GOAL OF THE EXERCISE:
Each record below should appear again exactly as written.

[Collection entries]

_ _ _

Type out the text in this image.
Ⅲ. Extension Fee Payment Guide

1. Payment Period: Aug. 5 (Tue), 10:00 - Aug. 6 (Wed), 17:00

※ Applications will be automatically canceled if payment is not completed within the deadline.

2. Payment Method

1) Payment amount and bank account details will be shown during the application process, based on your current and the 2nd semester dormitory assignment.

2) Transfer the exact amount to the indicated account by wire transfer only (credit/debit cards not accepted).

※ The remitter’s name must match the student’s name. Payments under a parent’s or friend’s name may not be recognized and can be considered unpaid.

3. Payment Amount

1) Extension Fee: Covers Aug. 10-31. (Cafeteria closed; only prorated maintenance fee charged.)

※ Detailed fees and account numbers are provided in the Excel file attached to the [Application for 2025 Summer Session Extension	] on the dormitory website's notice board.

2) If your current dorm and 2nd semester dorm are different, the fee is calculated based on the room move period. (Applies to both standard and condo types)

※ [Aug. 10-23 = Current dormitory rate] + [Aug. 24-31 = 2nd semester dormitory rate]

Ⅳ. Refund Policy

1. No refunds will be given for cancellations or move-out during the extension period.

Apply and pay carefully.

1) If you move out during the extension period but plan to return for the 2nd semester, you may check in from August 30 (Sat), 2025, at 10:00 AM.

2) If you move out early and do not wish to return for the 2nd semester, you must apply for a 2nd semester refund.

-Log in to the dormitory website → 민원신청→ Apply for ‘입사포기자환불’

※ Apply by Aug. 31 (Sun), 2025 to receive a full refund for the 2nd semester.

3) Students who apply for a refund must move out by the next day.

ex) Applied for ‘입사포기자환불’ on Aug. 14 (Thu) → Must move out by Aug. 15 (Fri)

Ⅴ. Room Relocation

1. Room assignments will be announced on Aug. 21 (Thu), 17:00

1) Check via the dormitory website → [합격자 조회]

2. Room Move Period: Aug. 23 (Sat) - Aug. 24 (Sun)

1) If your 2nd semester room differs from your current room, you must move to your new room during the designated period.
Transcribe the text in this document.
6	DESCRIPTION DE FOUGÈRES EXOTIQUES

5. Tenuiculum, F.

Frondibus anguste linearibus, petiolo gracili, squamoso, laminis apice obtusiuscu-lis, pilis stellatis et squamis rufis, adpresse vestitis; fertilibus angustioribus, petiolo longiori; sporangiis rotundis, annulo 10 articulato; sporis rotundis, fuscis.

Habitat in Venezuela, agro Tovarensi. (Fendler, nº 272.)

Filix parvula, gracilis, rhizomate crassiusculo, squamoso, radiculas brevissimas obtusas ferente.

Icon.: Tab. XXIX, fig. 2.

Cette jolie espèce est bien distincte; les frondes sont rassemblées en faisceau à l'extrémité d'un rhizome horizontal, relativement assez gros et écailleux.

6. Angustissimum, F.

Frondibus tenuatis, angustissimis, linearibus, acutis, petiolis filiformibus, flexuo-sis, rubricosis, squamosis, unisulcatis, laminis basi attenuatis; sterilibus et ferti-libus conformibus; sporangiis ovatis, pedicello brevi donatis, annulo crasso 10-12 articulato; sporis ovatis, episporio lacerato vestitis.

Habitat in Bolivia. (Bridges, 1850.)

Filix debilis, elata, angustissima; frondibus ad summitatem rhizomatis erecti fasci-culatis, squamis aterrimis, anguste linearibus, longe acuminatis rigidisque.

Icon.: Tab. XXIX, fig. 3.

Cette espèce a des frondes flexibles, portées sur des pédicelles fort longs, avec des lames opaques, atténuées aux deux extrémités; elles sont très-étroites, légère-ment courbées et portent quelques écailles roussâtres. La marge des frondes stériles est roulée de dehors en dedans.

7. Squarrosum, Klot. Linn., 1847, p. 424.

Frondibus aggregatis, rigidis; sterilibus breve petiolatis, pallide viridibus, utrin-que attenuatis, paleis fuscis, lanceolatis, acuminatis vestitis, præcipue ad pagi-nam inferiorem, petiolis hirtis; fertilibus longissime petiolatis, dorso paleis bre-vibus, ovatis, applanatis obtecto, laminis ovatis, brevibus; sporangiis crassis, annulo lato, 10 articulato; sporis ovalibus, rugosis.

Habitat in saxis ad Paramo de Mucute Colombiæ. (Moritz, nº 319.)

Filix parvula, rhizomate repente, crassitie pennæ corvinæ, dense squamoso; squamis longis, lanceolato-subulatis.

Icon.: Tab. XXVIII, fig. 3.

_ _ _

COMPLETED EXERCISE:
Type out the text in this image.
Ⅲ. Extension Fee Payment Guide

1. Payment Period: Aug. 5 (Tue), 10:00 - Aug. 6 (Wed), 17:00

※ Applications will be automatically canceled if payment is not completed within the deadline.

2. Payment Method

1) Payment amount and bank account details will be shown during the application process, based on your current and the 2nd semester dormitory assignment.

2) Transfer the exact amount to the indicated account by wire transfer only (credit/debit cards not accepted).

※ The remitter’s name must match the student’s name. Payments under a parent’s or friend’s name may not be recognized and can be considered unpaid.

3. Payment Amount

1) Extension Fee: Covers Aug. 10-31. (Cafeteria closed; only prorated maintenance fee charged.)

※ Detailed fees and account numbers are provided in the Excel file attached to the [Application for 2025 Summer Session Extension	] on the dormitory website's notice board.

2) If your current dorm and 2nd semester dorm are different, the fee is calculated based on the room move period. (Applies to both standard and condo types)

※ [Aug. 10-23 = Current dormitory rate] + [Aug. 24-31 = 2nd semester dormitory rate]

Ⅳ. Refund Policy

1. No refunds will be given for cancellations or move-out during the extension period.

Apply and pay carefully.

1) If you move out during the extension period but plan to return for the 2nd semester, you may check in from August 30 (Sat), 2025, at 10:00 AM.

2) If you move out early and do not wish to return for the 2nd semester, you must apply for a 2nd semester refund.

-Log in to the dormitory website → 민원신청→ Apply for ‘입사포기자환불’

※ Apply by Aug. 31 (Sun), 2025 to receive a full refund for the 2nd semester.

3) Students who apply for a refund must move out by the next day.

ex) Applied for ‘입사포기자환불’ on Aug. 14 (Thu) → Must move out by Aug. 15 (Fri)

Ⅴ. Room Relocation

1. Room assignments will be announced on Aug. 21 (Thu), 17:00

1) Check via the dormitory website → [합격자 조회]

2. Room Move Period: Aug. 23 (Sat) - Aug. 24 (Sun)

1) If your 2nd semester room differs from your current room, you must move to your new room during the designated period.
Transcribe the text in this document.
6	DESCRIPTION DE FOUGÈRES EXOTIQUES

5. Tenuiculum, F.

Frondibus anguste linearibus, petiolo gracili, squamoso, laminis apice obtusiuscu-lis, pilis stellatis et squamis rufis, adpresse vestitis; fertilibus angustioribus, petiolo longiori; sporangiis rotundis, annulo 10 articulato; sporis rotundis, fuscis.

Habitat in Venezuela, agro Tovarensi. (Fendler, nº 272.)

Filix parvula, gracilis, rhizomate crassiusculo, squamoso, radiculas brevissimas obtusas ferente.

Icon.: Tab. XXIX, fig. 2.

Cette jolie espèce est bien distincte; les frondes sont rassemblées en faisceau à l'extrémité d'un rhizome horizontal, relativement assez gros et écailleux.

6. Angustissimum, F.

Frondibus tenuatis, angustissimis, linearibus, acutis, petiolis filiformibus, flexuo-sis, rubricosis, squamosis, unisulcatis, laminis basi attenuatis; sterilibus et ferti-libus conformibus; sporangiis ovatis, pedicello brevi donatis, annulo crasso 10-12 articulato; sporis ovatis, episporio lacerato vestitis.

Habitat in Bolivia. (Bridges, 1850.)

Filix debilis, elata, angustissima; frondibus ad summitatem rhizomatis erecti fasci-culatis, squamis aterrimis, anguste linearibus, longe acuminatis rigidisque.

Icon.: Tab. XXIX, fig. 3.

Cette espèce a des frondes flexibles, portées sur des pédicelles fort longs, avec des lames opaques, atténuées aux deux extrémités; elles sont très-étroites, légère-ment courbées et portent quelques écailles roussâtres. La marge des frondes stériles est roulée de dehors en dedans.

7. Squarrosum, Klot. Linn., 1847, p. 424.

Frondibus aggregatis, rigidis; sterilibus breve petiolatis, pallide viridibus, utrin-que attenuatis, paleis fuscis, lanceolatis, acuminatis vestitis, præcipue ad pagi-nam inferiorem, petiolis hirtis; fertilibus longissime petiolatis, dorso paleis bre-vibus, ovatis, applanatis obtecto, laminis ovatis, brevibus; sporangiis crassis, annulo lato, 10 articulato; sporis ovalibus, rugosis.

Habitat in saxis ad Paramo de Mucute Colombiæ. (Moritz, nº 319.)

Filix parvula, rhizomate repente, crassitie pennæ corvinæ, dense squamoso; squamis longis, lanceolato-subulatis.

Icon.: Tab. XXVIII, fig. 3.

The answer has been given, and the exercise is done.